** start RECORDS TO USE **

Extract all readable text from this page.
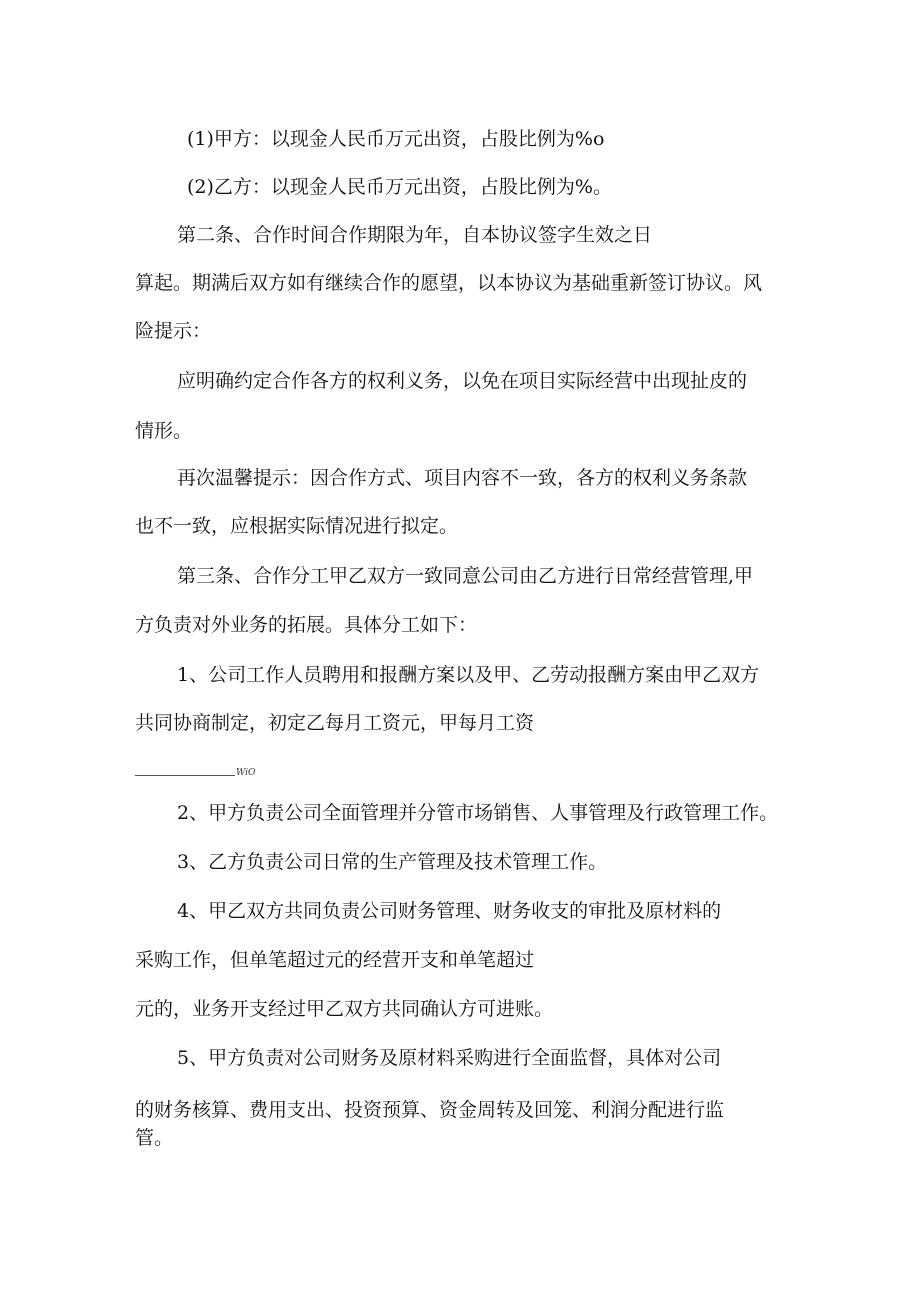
(1)甲方：以现金人民币万元出资，占股比例为%o

(2)乙方：以现金人民币万元出资，占股比例为%。

第二条、合作时间合作期限为年，自本协议签字生效之日

算起。期满后双方如有继续合作的愿望，以本协议为基础重新签订协议。风

险提示：

应明确约定合作各方的权利义务，以免在项目实际经营中出现扯皮的

情形。

再次温馨提示：因合作方式、项目内容不一致，各方的权利义务条款

也不一致，应根据实际情况进行拟定。

第三条、合作分工甲乙双方一致同意公司由乙方进行日常经营管理,甲

方负责对外业务的拓展。具体分工如下：

1、公司工作人员聘用和报酬方案以及甲、乙劳动报酬方案由甲乙双方

共同协商制定，初定乙每月工资元，甲每月工资

WiO

2、甲方负责公司全面管理并分管市场销售、人事管理及行政管理工作。

3、乙方负责公司日常的生产管理及技术管理工作。

4、甲乙双方共同负责公司财务管理、财务收支的审批及原材料的

采购工作，但单笔超过元的经营开支和单笔超过

元的，业务开支经过甲乙双方共同确认方可进账。

5、甲方负责对公司财务及原材料采购进行全面监督，具体对公司

的财务核算、费用支出、投资预算、资金周转及回笼、利润分配进行监

管。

** end RECORDS TO USE **

» **YOUR OBJECTIVE**: Report each line in the preceding entries that holds the string "占股比例为".

» **ANSWER TO THIS EXERCISE**:
(1)甲方：以现金人民币万元出资，占股比例为%o
(2)乙方：以现金人民币万元出资，占股比例为%。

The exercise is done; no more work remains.